▸ REQUIREMENTS:
Scan the data beneath this task and copy each line that includes "Оставшееся".

▸ DATA ENTRIES:

>>>

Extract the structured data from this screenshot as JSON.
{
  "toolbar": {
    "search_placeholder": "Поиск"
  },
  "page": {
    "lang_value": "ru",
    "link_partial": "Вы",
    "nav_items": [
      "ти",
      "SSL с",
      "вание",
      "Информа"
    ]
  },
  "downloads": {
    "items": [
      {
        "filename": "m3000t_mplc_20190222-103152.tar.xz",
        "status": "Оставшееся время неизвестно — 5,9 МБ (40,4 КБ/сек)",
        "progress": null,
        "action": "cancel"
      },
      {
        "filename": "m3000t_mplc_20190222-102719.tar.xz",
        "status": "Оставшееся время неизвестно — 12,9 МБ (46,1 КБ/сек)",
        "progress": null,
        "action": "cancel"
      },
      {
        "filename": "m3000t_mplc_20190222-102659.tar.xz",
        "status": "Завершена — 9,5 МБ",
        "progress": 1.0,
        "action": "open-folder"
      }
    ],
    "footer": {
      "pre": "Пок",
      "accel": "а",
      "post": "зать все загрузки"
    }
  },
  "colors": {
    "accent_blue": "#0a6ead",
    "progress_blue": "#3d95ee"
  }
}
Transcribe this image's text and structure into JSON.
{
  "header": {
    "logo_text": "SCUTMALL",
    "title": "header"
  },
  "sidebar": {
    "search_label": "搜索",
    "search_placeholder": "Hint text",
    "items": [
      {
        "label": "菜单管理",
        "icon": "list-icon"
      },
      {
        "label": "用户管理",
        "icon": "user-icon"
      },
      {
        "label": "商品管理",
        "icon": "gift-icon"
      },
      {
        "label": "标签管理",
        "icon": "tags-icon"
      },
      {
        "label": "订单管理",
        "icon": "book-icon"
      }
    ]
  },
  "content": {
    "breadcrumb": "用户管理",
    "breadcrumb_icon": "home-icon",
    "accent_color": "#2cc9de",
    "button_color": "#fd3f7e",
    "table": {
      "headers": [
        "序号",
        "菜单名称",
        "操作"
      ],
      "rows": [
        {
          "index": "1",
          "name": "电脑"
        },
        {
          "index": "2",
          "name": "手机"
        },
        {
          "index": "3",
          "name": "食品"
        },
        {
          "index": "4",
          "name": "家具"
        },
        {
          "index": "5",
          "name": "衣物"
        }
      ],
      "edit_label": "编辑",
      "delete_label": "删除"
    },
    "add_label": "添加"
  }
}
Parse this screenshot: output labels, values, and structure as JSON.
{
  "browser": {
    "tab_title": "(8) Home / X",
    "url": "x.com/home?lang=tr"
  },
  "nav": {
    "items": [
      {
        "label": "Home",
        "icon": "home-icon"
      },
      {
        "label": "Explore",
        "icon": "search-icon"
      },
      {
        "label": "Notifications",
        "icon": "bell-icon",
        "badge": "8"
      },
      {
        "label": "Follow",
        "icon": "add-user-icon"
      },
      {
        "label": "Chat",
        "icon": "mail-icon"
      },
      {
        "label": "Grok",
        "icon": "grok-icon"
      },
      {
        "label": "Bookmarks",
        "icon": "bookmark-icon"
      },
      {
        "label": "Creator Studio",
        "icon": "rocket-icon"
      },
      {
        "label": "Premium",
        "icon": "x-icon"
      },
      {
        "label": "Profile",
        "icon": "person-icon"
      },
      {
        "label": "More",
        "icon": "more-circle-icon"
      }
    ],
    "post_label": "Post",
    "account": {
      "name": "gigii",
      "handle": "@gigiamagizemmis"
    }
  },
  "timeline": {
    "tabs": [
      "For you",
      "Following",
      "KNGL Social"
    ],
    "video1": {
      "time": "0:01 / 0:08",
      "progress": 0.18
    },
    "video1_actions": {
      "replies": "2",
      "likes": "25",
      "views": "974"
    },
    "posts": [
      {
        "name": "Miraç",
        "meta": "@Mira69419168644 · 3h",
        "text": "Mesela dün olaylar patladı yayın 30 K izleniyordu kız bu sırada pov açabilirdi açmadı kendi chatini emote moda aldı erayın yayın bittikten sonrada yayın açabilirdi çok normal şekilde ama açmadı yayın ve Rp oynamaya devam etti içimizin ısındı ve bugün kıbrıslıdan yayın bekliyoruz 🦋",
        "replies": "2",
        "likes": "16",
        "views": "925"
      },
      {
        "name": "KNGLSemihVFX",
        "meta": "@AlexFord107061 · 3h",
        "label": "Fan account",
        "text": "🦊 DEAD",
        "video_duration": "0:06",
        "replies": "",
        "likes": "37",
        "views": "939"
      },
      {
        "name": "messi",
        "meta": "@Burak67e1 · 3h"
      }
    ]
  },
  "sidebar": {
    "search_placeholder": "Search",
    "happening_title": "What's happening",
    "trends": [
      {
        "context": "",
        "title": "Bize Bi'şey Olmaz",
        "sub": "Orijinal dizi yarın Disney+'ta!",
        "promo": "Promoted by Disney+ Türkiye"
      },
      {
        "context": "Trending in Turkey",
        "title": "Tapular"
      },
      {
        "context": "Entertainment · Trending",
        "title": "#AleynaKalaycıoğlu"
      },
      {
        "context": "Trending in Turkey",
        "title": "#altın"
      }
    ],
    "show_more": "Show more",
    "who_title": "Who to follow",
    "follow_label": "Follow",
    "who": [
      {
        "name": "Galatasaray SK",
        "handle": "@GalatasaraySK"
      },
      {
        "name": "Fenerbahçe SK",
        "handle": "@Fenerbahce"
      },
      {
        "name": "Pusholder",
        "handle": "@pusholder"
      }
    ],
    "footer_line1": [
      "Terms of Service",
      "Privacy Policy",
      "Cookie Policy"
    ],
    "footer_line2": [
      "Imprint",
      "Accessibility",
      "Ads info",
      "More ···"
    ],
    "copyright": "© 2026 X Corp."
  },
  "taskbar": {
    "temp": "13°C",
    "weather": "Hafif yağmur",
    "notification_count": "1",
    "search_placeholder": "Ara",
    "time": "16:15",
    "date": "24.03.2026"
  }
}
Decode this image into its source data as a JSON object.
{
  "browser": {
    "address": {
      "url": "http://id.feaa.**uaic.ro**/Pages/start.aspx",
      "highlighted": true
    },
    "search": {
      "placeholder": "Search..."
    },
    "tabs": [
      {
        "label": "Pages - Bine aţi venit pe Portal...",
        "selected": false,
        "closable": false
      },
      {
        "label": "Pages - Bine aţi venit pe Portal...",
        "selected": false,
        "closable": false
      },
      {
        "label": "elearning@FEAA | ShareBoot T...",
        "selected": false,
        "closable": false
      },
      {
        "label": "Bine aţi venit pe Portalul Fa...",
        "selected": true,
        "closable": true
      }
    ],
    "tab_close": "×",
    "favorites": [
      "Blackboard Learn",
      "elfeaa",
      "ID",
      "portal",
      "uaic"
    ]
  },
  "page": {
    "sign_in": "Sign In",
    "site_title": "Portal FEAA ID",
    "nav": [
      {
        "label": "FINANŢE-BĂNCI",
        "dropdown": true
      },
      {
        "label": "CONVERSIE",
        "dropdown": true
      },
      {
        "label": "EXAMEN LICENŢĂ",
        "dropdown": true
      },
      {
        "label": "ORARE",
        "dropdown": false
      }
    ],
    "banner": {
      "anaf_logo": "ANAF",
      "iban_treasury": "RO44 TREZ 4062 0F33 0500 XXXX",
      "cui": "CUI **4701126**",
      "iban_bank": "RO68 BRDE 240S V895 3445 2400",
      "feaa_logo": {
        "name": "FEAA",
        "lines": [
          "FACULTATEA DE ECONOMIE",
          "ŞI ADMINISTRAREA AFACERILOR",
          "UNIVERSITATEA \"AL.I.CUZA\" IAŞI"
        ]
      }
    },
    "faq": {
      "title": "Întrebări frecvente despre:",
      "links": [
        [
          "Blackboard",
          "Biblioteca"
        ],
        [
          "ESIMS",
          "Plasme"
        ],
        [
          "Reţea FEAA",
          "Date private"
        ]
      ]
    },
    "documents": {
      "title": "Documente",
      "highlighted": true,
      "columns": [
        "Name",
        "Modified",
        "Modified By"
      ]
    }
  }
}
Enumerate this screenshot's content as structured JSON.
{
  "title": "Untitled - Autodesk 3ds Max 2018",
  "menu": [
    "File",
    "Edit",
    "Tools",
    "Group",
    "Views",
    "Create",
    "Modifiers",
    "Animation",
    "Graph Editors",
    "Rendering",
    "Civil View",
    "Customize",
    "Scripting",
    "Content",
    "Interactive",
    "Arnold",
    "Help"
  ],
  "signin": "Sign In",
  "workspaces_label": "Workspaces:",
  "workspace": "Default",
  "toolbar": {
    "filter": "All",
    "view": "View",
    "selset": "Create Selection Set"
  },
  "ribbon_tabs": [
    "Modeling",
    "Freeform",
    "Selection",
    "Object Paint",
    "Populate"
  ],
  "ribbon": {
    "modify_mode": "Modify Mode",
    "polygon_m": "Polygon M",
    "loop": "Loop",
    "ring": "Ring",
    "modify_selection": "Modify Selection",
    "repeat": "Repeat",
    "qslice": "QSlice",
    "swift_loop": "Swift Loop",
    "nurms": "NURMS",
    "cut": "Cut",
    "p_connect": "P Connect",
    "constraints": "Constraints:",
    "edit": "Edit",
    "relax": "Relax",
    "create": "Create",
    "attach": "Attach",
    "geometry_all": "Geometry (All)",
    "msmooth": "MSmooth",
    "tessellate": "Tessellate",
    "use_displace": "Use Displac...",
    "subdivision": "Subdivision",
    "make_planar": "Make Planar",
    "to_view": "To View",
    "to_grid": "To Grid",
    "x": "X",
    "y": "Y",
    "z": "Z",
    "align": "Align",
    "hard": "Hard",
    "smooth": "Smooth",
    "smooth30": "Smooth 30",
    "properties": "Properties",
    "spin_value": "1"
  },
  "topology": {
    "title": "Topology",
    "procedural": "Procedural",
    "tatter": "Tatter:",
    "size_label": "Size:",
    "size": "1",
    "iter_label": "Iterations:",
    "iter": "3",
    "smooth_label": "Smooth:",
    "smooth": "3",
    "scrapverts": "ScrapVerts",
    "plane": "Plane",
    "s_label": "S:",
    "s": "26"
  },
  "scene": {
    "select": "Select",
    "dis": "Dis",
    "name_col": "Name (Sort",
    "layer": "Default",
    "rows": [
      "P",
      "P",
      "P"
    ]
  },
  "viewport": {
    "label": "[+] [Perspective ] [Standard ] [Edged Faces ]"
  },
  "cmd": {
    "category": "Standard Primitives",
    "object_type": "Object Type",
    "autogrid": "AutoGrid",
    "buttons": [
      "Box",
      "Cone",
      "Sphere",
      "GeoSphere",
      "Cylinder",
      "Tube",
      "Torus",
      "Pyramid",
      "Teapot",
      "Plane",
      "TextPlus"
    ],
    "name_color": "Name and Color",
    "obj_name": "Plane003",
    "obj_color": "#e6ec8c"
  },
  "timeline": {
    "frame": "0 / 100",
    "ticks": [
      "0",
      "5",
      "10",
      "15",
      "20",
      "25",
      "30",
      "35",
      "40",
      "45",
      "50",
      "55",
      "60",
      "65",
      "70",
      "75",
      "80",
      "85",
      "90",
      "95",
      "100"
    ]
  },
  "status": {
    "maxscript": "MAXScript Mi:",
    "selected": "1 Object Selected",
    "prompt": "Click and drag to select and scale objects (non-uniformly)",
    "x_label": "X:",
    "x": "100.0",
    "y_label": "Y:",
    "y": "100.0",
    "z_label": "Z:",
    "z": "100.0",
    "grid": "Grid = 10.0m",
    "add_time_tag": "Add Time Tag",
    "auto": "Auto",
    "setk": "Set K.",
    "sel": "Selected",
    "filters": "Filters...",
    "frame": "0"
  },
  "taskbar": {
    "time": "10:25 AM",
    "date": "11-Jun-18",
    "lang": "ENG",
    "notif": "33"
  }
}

<<<

▸ OUTPUT FOR THIS EXERCISE:
        "status": "Оставшееся время неизвестно — 5,9 МБ (40,4 КБ/сек)",
        "status": "Оставшееся время неизвестно — 12,9 МБ (46,1 КБ/сек)",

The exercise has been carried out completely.